• To do: Consider the data that follows and state how many lines contain the string "screenshot", using the number alone.

- - -

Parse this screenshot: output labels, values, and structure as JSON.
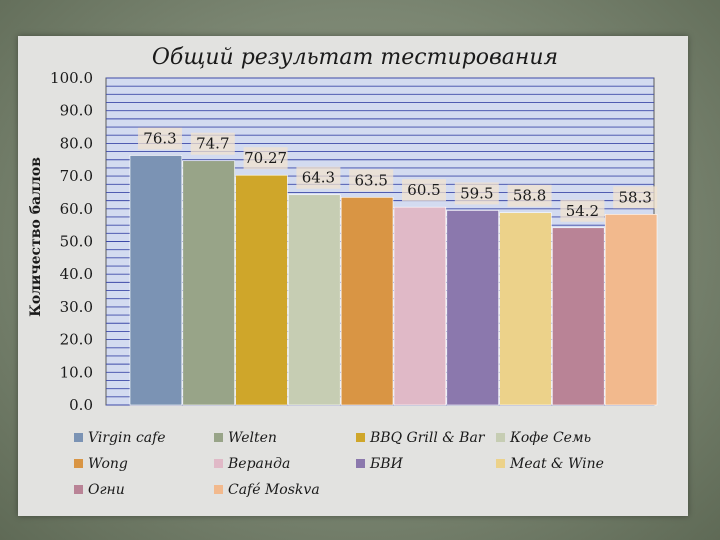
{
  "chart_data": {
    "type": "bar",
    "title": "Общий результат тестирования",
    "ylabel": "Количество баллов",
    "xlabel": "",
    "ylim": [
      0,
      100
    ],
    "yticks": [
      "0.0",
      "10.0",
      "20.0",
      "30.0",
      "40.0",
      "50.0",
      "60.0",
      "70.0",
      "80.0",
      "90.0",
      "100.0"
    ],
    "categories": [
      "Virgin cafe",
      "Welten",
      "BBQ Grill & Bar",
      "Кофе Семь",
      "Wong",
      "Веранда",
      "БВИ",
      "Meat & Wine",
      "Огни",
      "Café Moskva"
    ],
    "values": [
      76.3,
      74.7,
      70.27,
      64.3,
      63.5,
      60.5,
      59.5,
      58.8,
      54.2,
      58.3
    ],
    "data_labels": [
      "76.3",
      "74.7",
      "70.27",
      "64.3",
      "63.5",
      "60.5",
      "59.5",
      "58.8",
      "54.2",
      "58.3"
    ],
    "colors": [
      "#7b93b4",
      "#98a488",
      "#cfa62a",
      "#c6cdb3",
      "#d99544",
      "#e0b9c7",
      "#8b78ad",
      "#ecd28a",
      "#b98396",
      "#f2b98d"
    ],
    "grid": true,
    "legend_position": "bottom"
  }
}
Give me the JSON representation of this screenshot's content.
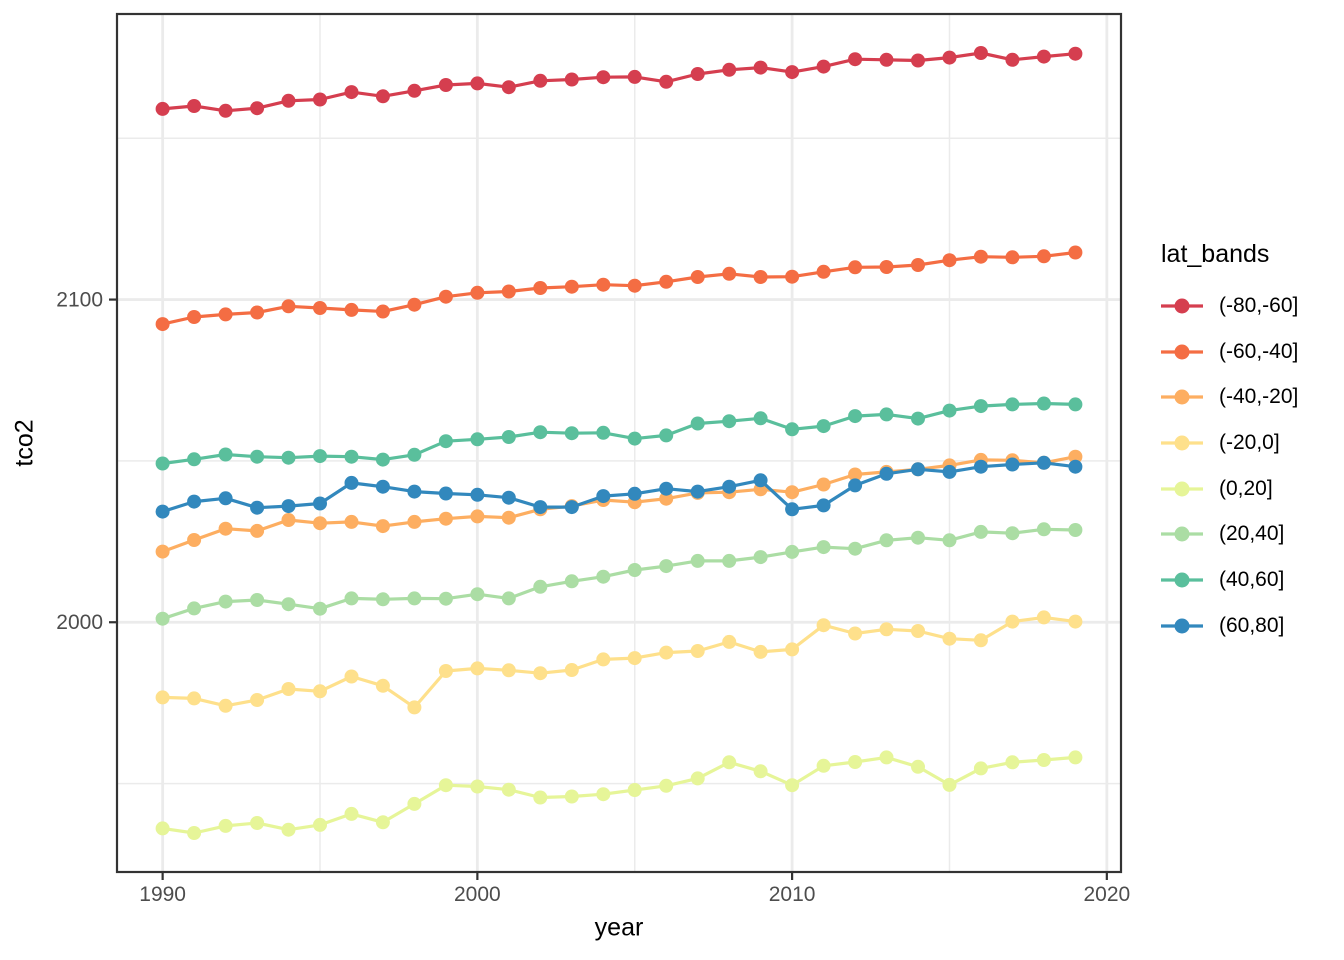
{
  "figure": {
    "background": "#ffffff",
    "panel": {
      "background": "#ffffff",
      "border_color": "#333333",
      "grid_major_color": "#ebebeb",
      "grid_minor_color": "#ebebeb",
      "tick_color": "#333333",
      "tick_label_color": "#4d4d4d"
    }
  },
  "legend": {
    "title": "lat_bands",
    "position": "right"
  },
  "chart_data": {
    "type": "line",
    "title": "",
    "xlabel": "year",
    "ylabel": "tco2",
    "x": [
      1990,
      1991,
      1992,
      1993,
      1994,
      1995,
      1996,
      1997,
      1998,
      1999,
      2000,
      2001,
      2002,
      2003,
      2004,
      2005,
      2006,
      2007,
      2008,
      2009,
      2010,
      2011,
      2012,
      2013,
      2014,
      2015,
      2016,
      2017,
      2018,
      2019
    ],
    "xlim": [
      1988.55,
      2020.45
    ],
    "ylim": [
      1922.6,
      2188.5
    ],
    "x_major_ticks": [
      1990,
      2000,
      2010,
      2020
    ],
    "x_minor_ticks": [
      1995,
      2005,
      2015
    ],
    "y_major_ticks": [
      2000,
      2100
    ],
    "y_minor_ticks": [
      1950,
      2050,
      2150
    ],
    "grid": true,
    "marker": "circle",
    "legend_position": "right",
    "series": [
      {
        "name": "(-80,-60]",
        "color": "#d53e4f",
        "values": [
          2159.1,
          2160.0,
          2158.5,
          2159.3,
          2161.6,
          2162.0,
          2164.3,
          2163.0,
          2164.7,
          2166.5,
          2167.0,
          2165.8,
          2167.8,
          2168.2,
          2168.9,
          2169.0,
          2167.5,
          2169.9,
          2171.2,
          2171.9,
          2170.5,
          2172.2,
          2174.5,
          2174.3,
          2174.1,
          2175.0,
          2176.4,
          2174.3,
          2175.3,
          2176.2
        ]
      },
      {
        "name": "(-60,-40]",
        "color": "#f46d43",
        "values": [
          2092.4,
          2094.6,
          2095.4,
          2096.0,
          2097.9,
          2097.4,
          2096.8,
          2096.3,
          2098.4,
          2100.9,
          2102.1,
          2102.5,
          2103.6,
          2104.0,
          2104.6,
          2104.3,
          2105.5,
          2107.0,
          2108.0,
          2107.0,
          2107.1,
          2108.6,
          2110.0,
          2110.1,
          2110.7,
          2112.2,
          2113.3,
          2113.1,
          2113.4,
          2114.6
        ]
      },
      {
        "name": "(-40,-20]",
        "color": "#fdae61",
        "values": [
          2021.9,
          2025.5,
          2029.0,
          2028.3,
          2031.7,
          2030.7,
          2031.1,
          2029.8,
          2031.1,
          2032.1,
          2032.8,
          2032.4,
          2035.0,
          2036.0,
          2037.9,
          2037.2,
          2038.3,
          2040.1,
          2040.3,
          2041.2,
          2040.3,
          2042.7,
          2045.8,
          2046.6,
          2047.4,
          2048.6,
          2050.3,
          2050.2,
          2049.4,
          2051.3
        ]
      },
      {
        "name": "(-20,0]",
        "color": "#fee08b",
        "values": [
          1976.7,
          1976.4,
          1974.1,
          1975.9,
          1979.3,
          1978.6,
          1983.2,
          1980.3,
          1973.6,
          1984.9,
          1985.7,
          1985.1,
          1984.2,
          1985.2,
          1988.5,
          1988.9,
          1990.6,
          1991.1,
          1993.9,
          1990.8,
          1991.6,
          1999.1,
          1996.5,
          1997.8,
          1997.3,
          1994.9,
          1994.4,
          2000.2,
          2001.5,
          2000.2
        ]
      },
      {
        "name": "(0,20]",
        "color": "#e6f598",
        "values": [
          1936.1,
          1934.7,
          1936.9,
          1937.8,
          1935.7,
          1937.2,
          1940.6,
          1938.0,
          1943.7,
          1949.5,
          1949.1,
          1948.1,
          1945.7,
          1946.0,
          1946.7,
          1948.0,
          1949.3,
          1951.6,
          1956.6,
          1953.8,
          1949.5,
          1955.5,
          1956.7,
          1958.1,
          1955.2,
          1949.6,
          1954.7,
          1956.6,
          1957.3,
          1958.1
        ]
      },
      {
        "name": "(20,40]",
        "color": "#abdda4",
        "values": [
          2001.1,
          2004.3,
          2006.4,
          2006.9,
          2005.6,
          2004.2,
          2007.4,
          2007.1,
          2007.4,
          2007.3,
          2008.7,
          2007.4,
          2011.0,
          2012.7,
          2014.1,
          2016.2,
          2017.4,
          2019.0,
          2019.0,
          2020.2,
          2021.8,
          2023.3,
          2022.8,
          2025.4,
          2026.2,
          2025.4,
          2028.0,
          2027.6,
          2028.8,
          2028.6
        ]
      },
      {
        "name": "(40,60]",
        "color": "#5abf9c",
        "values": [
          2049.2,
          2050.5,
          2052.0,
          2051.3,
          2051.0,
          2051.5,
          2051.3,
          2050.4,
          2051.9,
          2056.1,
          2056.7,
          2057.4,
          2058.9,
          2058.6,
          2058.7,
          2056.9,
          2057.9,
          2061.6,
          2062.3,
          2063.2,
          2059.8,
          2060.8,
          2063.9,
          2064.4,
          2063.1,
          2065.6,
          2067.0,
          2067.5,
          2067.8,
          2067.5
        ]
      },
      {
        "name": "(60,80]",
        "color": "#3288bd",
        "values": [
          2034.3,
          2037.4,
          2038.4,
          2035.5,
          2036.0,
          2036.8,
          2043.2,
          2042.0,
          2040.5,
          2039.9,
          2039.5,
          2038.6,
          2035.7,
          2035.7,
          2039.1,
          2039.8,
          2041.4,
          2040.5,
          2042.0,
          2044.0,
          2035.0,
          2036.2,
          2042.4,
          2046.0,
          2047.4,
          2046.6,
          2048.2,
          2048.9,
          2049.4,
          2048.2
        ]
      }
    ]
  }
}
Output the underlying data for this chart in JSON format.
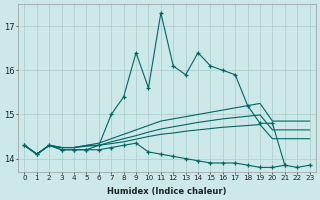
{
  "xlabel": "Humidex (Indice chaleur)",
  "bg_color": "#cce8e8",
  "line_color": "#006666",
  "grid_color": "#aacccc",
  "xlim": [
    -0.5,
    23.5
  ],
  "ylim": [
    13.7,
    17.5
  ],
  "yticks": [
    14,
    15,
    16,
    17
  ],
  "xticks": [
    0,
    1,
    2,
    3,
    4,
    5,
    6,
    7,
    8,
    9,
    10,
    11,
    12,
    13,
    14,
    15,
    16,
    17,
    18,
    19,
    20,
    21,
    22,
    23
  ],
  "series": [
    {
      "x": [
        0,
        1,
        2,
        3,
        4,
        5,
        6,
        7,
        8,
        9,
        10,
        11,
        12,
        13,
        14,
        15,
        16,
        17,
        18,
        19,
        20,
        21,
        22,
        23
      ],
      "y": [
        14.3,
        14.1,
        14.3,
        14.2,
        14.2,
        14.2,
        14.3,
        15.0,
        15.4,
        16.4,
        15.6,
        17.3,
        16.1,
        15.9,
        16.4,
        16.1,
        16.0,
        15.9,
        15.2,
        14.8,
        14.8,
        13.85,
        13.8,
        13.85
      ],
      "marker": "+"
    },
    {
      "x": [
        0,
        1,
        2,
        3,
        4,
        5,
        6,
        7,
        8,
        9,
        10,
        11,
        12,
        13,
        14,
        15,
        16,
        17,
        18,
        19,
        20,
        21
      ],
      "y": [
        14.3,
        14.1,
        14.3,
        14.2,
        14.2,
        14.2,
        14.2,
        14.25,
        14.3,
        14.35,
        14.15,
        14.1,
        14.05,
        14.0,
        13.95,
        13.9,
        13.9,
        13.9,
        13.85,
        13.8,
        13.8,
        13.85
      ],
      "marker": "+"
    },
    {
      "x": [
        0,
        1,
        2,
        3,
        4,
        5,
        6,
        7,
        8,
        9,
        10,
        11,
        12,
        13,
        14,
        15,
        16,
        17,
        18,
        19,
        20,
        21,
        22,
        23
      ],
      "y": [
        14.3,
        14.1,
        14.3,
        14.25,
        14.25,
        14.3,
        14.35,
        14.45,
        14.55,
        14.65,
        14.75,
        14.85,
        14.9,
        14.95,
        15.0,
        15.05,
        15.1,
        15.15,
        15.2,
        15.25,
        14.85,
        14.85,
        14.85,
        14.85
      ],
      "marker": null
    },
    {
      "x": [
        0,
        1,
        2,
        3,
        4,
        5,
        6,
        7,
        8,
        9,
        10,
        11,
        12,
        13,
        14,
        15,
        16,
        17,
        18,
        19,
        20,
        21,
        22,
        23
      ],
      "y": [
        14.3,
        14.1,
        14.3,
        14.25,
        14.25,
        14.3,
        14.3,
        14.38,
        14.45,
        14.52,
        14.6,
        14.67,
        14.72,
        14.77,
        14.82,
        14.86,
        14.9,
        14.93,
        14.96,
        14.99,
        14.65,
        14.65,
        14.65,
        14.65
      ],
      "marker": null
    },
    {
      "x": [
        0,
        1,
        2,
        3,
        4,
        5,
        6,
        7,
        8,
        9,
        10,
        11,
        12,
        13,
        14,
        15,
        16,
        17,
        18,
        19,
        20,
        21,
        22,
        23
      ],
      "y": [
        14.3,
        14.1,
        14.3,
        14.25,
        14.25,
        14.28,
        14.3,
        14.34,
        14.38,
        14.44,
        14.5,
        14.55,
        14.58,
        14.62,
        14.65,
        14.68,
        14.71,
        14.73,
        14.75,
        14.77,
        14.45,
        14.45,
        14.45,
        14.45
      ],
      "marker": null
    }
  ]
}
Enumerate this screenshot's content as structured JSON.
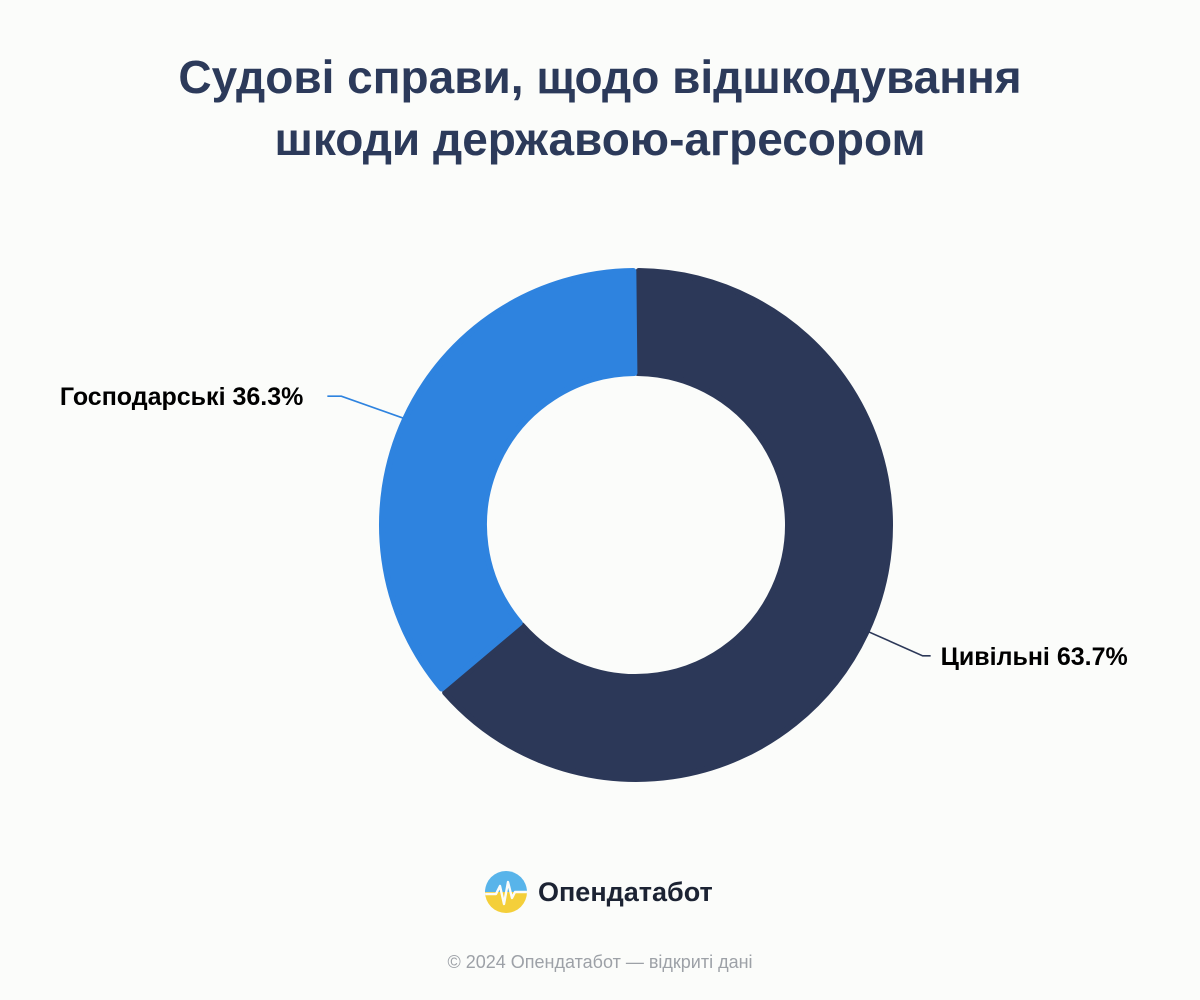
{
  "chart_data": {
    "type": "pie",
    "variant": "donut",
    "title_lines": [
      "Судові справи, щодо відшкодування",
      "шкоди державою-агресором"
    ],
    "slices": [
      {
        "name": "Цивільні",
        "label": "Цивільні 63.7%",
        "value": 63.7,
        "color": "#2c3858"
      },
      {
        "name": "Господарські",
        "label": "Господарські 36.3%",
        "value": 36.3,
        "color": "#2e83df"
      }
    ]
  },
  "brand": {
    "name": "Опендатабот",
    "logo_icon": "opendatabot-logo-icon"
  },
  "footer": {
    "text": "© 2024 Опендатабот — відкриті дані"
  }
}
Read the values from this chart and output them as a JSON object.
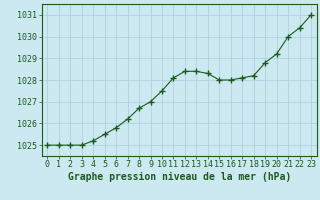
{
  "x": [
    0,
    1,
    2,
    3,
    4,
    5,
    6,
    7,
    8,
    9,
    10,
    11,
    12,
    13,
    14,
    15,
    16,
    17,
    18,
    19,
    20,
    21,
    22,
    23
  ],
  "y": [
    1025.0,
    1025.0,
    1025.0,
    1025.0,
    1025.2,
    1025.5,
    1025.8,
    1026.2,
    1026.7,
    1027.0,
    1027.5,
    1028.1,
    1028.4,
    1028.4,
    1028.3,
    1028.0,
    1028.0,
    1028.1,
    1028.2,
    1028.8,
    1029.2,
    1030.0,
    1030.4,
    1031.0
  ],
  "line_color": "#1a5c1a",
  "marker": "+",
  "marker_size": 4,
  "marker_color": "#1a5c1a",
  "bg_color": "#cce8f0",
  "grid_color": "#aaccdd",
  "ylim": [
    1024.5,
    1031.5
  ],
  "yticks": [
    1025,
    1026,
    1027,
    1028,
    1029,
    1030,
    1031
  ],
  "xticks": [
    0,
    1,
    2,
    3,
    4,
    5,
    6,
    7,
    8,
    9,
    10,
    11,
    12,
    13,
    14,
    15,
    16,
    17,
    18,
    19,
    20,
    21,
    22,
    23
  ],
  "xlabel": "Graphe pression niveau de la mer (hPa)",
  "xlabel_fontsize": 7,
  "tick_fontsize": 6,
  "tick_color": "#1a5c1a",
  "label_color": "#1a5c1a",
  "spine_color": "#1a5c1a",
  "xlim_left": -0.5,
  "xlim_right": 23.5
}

- - -

• Exercise answer: 3